[Collected data entries]

==*==

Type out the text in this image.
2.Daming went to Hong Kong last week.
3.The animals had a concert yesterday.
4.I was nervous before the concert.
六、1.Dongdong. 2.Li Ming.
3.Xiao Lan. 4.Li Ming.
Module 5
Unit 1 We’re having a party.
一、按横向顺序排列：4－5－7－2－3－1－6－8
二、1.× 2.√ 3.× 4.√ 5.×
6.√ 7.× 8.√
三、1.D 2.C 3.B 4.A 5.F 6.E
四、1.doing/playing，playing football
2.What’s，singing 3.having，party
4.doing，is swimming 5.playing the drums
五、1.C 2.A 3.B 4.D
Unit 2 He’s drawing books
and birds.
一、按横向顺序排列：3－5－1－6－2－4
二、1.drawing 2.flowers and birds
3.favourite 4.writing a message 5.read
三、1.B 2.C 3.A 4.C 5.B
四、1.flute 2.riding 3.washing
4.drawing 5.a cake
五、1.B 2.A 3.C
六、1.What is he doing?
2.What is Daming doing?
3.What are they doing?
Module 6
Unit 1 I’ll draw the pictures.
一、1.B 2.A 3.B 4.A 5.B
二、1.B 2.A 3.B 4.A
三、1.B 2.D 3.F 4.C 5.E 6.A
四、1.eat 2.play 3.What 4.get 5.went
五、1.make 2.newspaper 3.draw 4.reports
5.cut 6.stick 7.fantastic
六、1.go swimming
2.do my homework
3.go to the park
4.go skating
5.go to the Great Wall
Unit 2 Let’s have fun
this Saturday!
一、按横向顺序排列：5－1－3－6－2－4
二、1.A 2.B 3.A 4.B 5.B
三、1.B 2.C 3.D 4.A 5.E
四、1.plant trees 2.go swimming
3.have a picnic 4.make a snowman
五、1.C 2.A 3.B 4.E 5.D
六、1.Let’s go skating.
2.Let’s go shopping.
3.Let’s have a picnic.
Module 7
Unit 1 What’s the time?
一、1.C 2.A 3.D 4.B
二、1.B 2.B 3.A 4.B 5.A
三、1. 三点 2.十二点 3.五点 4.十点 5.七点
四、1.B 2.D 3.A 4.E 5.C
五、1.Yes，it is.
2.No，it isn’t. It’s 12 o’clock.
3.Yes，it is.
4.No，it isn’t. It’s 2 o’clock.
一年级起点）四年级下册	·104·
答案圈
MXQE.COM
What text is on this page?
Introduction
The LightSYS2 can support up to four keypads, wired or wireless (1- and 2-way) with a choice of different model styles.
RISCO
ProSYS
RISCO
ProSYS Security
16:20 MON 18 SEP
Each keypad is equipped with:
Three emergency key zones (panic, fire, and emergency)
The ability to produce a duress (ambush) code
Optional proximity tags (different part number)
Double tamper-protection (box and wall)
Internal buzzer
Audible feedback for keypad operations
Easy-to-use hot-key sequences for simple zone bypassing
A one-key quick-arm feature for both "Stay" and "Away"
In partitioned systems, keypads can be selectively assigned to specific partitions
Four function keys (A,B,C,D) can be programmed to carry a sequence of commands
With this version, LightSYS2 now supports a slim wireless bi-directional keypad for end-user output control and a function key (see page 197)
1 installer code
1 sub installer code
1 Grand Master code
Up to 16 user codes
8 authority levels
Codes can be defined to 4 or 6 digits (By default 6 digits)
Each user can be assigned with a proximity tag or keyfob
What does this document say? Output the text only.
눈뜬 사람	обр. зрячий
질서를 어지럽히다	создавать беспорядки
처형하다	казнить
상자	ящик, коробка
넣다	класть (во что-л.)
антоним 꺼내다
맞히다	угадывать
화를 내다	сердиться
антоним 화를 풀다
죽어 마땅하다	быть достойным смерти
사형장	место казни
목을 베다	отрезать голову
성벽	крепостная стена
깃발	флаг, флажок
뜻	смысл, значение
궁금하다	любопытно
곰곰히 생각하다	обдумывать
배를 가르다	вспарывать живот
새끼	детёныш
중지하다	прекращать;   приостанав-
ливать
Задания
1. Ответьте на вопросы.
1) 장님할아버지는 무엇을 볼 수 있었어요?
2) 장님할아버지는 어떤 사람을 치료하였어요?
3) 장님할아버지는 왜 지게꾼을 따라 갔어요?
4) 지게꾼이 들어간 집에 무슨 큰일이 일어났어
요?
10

==*==

Reply with nothing except the number of lines in the listing above that include the string "function".

2